◆ Set task
Copy the line containing "Decode this image", then all lines after it up to and including the final line of the material, exactly and without additions.

[Raw records]
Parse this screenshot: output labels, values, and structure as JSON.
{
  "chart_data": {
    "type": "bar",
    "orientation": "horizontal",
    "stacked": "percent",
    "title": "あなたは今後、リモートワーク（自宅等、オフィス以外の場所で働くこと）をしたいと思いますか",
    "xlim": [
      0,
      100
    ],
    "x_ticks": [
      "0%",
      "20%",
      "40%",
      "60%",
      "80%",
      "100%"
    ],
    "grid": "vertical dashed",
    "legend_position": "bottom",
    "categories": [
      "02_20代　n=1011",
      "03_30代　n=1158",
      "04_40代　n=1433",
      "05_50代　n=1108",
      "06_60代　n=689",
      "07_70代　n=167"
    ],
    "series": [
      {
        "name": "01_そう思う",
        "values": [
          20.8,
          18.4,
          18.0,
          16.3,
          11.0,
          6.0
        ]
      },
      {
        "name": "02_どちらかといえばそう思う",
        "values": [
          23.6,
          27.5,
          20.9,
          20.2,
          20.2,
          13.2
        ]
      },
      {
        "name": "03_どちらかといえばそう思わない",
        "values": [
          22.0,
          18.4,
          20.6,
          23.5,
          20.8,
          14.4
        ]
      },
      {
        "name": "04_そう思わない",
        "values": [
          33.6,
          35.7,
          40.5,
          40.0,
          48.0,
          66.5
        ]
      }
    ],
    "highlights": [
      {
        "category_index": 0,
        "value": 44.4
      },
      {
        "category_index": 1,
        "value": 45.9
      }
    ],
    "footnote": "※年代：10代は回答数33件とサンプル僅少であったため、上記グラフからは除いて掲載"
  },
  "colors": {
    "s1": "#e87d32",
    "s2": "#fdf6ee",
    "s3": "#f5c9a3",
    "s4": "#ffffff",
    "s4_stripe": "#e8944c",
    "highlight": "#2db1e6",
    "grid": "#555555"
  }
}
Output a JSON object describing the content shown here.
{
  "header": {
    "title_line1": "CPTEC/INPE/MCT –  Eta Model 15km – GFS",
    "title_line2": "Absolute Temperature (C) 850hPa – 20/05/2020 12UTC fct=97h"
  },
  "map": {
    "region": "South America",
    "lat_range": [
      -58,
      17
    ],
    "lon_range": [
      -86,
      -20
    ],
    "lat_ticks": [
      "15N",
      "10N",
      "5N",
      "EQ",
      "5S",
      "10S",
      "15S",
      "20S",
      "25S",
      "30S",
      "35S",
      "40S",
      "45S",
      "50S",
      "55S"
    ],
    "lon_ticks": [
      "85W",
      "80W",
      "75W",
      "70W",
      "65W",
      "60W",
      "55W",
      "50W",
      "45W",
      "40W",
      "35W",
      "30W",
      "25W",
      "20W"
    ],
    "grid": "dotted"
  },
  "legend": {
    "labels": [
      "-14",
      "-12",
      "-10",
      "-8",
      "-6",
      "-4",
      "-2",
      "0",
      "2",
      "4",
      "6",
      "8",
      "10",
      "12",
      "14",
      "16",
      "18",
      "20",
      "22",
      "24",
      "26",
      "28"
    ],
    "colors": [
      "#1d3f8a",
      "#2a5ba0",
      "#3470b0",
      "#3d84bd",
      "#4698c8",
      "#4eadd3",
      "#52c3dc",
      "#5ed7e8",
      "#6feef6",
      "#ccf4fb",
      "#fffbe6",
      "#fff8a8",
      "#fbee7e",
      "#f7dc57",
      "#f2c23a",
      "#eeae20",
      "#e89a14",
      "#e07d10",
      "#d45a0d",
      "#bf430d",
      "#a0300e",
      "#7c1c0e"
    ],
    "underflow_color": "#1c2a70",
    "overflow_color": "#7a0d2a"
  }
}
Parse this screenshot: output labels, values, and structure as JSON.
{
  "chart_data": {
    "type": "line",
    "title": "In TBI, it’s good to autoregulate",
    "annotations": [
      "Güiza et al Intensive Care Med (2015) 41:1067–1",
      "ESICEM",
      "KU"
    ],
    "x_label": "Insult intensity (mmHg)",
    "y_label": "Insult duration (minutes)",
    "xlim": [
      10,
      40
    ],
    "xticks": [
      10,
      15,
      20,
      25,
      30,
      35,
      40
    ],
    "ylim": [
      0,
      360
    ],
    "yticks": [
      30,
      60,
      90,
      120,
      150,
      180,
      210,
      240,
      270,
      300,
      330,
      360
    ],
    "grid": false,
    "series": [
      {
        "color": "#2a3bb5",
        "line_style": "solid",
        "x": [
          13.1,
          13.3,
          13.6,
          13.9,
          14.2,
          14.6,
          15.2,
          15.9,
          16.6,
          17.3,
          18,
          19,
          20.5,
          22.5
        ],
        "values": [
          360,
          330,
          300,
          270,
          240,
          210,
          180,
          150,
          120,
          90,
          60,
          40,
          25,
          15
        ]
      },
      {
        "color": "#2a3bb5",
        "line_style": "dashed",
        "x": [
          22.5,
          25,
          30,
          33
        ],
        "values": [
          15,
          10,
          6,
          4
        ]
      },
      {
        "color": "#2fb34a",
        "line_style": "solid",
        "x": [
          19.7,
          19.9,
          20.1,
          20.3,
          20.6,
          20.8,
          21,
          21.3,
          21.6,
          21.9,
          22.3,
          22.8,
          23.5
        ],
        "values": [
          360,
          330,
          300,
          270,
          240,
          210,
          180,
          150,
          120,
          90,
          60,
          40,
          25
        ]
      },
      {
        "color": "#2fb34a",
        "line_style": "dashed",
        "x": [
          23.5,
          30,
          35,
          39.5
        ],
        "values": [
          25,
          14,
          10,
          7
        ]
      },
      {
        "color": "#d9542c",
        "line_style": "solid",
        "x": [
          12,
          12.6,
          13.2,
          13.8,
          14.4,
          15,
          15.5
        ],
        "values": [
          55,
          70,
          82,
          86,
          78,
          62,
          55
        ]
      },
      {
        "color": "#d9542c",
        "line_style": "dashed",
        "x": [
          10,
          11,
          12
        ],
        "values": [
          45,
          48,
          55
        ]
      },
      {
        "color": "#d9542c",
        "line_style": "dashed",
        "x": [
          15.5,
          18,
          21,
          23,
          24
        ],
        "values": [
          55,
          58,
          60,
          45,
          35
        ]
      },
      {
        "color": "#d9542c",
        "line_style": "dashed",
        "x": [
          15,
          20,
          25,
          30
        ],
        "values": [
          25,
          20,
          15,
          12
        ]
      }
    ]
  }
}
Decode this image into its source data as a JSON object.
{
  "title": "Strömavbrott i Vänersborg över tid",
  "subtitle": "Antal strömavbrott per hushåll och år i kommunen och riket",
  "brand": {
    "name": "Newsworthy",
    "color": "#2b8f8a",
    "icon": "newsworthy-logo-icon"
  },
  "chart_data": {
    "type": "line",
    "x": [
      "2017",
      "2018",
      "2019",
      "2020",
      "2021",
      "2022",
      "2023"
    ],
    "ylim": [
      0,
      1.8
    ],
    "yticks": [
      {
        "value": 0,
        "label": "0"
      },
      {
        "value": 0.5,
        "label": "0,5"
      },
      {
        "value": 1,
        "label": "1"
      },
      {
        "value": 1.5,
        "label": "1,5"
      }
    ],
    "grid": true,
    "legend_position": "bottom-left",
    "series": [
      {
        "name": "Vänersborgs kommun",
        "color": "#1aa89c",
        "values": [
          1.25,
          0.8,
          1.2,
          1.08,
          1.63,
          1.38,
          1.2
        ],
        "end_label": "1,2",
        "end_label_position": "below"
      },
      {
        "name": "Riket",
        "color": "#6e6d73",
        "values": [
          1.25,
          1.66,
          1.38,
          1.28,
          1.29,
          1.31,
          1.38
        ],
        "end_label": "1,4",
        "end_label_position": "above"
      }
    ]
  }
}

◆ Exercise output
Decode this image into its source data as a JSON object.
{
  "title": "Strömavbrott i Vänersborg över tid",
  "subtitle": "Antal strömavbrott per hushåll och år i kommunen och riket",
  "brand": {
    "name": "Newsworthy",
    "color": "#2b8f8a",
    "icon": "newsworthy-logo-icon"
  },
  "chart_data": {
    "type": "line",
    "x": [
      "2017",
      "2018",
      "2019",
      "2020",
      "2021",
      "2022",
      "2023"
    ],
    "ylim": [
      0,
      1.8
    ],
    "yticks": [
      {
        "value": 0,
        "label": "0"
      },
      {
        "value": 0.5,
        "label": "0,5"
      },
      {
        "value": 1,
        "label": "1"
      },
      {
        "value": 1.5,
        "label": "1,5"
      }
    ],
    "grid": true,
    "legend_position": "bottom-left",
    "series": [
      {
        "name": "Vänersborgs kommun",
        "color": "#1aa89c",
        "values": [
          1.25,
          0.8,
          1.2,
          1.08,
          1.63,
          1.38,
          1.2
        ],
        "end_label": "1,2",
        "end_label_position": "below"
      },
      {
        "name": "Riket",
        "color": "#6e6d73",
        "values": [
          1.25,
          1.66,
          1.38,
          1.28,
          1.29,
          1.31,
          1.38
        ],
        "end_label": "1,4",
        "end_label_position": "above"
      }
    ]
  }
}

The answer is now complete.